WORKING DATA:
────

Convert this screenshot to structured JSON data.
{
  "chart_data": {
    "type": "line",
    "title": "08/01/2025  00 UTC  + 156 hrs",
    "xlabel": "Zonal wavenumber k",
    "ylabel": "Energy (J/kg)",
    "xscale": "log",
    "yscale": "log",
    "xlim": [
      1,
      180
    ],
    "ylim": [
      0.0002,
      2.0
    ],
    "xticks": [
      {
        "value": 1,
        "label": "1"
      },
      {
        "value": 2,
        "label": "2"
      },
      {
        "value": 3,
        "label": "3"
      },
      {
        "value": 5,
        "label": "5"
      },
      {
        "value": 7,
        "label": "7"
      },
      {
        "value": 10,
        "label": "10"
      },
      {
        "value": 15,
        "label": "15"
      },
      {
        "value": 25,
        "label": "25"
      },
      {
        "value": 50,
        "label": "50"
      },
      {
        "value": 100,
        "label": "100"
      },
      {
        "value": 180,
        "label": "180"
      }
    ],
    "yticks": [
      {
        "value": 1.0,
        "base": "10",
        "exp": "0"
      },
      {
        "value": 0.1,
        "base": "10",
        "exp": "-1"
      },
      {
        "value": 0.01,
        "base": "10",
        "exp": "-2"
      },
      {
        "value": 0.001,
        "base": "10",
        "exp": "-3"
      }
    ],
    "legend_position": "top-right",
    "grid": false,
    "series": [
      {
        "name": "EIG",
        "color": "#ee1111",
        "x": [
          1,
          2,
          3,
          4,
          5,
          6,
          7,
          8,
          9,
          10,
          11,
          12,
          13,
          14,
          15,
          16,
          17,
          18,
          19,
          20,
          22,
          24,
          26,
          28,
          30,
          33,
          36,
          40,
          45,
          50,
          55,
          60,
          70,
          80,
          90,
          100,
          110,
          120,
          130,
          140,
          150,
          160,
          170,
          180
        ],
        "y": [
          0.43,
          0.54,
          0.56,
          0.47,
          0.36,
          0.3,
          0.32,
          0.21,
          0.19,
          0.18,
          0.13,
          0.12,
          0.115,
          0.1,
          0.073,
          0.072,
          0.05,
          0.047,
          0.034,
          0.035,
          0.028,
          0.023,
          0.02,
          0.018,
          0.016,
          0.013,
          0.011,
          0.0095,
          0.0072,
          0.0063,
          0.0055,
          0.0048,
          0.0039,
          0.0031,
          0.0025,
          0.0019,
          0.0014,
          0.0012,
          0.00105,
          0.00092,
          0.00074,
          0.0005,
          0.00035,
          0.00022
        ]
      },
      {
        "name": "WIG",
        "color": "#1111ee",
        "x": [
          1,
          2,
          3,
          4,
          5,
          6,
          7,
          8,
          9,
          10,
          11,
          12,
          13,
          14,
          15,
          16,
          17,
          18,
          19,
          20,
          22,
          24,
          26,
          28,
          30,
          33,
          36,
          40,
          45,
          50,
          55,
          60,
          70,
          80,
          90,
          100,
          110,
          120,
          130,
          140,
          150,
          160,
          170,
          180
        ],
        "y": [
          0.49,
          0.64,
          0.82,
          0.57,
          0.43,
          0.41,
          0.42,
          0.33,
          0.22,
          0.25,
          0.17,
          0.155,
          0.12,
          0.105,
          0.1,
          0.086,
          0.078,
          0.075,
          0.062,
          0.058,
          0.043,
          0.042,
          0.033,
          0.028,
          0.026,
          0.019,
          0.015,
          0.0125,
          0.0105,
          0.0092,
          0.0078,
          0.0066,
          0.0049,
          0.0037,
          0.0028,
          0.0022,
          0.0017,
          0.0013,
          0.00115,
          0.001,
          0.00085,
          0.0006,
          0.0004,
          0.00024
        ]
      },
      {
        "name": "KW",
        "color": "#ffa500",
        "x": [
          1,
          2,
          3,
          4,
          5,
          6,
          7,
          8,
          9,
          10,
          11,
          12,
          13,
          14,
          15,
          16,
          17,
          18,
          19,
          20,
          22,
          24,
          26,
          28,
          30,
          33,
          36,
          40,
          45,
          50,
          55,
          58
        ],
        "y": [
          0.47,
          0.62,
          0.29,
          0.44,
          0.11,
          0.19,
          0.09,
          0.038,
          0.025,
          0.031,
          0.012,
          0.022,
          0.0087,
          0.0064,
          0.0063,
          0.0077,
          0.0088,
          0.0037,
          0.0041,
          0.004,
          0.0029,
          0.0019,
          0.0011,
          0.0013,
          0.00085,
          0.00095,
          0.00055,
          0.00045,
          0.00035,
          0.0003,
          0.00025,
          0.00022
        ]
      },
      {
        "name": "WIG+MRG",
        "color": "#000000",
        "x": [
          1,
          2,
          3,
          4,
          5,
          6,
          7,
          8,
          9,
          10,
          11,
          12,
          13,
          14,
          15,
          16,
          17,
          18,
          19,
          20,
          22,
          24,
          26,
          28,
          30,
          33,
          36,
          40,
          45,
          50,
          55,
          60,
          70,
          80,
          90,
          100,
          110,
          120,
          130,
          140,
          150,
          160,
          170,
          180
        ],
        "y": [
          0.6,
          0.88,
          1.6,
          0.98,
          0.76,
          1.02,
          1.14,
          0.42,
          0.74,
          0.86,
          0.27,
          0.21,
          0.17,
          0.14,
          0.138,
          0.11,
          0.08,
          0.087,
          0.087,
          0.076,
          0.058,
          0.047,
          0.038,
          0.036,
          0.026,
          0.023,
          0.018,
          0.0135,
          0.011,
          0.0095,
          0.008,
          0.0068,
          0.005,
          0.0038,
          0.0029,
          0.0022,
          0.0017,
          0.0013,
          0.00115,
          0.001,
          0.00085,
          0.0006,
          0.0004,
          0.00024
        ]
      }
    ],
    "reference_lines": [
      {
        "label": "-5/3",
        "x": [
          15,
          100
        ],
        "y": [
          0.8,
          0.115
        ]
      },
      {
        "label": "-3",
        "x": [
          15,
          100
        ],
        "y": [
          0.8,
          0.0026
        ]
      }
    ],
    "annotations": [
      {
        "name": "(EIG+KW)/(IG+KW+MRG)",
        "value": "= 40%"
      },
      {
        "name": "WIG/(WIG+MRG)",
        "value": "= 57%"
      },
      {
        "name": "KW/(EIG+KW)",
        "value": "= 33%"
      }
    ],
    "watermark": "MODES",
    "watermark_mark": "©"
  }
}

────

Whenever "name" turns up in a line, pick that line out.

ANSWER TO THIS PROBLEM:
        "name": "EIG",
        "name": "WIG",
        "name": "KW",
        "name": "WIG+MRG",
        "name": "(EIG+KW)/(IG+KW+MRG)",
        "name": "WIG/(WIG+MRG)",
        "name": "KW/(EIG+KW)",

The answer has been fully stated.